(Records from a data collection)
++++++++

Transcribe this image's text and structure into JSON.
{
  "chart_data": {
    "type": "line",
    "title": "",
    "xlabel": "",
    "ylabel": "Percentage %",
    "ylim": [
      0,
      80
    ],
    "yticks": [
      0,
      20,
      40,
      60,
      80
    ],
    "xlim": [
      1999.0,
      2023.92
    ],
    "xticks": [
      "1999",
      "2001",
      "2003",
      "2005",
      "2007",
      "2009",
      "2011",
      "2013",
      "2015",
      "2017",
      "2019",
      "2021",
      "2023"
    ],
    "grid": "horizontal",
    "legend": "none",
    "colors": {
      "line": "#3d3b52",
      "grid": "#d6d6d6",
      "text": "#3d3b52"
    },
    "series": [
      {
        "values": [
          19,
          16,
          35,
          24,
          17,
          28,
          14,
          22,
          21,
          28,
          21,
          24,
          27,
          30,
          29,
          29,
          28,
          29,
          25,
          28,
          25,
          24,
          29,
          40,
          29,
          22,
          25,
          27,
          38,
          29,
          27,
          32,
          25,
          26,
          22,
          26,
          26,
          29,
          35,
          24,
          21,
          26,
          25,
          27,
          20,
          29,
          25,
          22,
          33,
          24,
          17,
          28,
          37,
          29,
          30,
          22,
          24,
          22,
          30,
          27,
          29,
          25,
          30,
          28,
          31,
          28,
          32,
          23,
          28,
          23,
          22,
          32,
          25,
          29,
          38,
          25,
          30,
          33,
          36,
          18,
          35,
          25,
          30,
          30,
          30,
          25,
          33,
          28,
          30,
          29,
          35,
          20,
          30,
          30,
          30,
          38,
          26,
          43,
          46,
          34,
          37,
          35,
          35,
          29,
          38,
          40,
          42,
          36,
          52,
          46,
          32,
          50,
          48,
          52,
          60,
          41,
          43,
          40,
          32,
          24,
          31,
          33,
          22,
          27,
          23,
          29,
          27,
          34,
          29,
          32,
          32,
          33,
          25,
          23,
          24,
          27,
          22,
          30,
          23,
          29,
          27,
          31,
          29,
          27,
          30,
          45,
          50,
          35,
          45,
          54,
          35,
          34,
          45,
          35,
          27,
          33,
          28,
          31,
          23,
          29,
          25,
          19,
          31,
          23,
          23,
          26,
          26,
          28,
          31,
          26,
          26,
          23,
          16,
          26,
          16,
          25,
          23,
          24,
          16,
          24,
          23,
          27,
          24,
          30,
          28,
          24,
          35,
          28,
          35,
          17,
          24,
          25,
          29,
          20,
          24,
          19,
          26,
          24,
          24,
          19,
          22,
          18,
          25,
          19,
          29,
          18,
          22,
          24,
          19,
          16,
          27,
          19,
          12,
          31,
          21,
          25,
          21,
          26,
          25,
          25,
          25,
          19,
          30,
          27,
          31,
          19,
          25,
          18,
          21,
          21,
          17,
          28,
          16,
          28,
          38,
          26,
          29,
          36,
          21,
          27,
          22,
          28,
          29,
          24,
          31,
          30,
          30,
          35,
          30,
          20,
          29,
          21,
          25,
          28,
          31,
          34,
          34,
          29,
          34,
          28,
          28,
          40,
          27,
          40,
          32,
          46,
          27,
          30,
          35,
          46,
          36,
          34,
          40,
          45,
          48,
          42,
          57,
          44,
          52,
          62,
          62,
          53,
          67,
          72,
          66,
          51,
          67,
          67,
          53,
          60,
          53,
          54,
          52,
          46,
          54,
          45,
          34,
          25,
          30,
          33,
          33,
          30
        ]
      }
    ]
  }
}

++++++++

→ **Task prompt**:
From the records above, extract every entry exactly as given.

→ **Result**:
Transcribe this image's text and structure into JSON.
{
  "chart_data": {
    "type": "line",
    "title": "",
    "xlabel": "",
    "ylabel": "Percentage %",
    "ylim": [
      0,
      80
    ],
    "yticks": [
      0,
      20,
      40,
      60,
      80
    ],
    "xlim": [
      1999.0,
      2023.92
    ],
    "xticks": [
      "1999",
      "2001",
      "2003",
      "2005",
      "2007",
      "2009",
      "2011",
      "2013",
      "2015",
      "2017",
      "2019",
      "2021",
      "2023"
    ],
    "grid": "horizontal",
    "legend": "none",
    "colors": {
      "line": "#3d3b52",
      "grid": "#d6d6d6",
      "text": "#3d3b52"
    },
    "series": [
      {
        "values": [
          19,
          16,
          35,
          24,
          17,
          28,
          14,
          22,
          21,
          28,
          21,
          24,
          27,
          30,
          29,
          29,
          28,
          29,
          25,
          28,
          25,
          24,
          29,
          40,
          29,
          22,
          25,
          27,
          38,
          29,
          27,
          32,
          25,
          26,
          22,
          26,
          26,
          29,
          35,
          24,
          21,
          26,
          25,
          27,
          20,
          29,
          25,
          22,
          33,
          24,
          17,
          28,
          37,
          29,
          30,
          22,
          24,
          22,
          30,
          27,
          29,
          25,
          30,
          28,
          31,
          28,
          32,
          23,
          28,
          23,
          22,
          32,
          25,
          29,
          38,
          25,
          30,
          33,
          36,
          18,
          35,
          25,
          30,
          30,
          30,
          25,
          33,
          28,
          30,
          29,
          35,
          20,
          30,
          30,
          30,
          38,
          26,
          43,
          46,
          34,
          37,
          35,
          35,
          29,
          38,
          40,
          42,
          36,
          52,
          46,
          32,
          50,
          48,
          52,
          60,
          41,
          43,
          40,
          32,
          24,
          31,
          33,
          22,
          27,
          23,
          29,
          27,
          34,
          29,
          32,
          32,
          33,
          25,
          23,
          24,
          27,
          22,
          30,
          23,
          29,
          27,
          31,
          29,
          27,
          30,
          45,
          50,
          35,
          45,
          54,
          35,
          34,
          45,
          35,
          27,
          33,
          28,
          31,
          23,
          29,
          25,
          19,
          31,
          23,
          23,
          26,
          26,
          28,
          31,
          26,
          26,
          23,
          16,
          26,
          16,
          25,
          23,
          24,
          16,
          24,
          23,
          27,
          24,
          30,
          28,
          24,
          35,
          28,
          35,
          17,
          24,
          25,
          29,
          20,
          24,
          19,
          26,
          24,
          24,
          19,
          22,
          18,
          25,
          19,
          29,
          18,
          22,
          24,
          19,
          16,
          27,
          19,
          12,
          31,
          21,
          25,
          21,
          26,
          25,
          25,
          25,
          19,
          30,
          27,
          31,
          19,
          25,
          18,
          21,
          21,
          17,
          28,
          16,
          28,
          38,
          26,
          29,
          36,
          21,
          27,
          22,
          28,
          29,
          24,
          31,
          30,
          30,
          35,
          30,
          20,
          29,
          21,
          25,
          28,
          31,
          34,
          34,
          29,
          34,
          28,
          28,
          40,
          27,
          40,
          32,
          46,
          27,
          30,
          35,
          46,
          36,
          34,
          40,
          45,
          48,
          42,
          57,
          44,
          52,
          62,
          62,
          53,
          67,
          72,
          66,
          51,
          67,
          67,
          53,
          60,
          53,
          54,
          52,
          46,
          54,
          45,
          34,
          25,
          30,
          33,
          33,
          30
        ]
      }
    ]
  }
}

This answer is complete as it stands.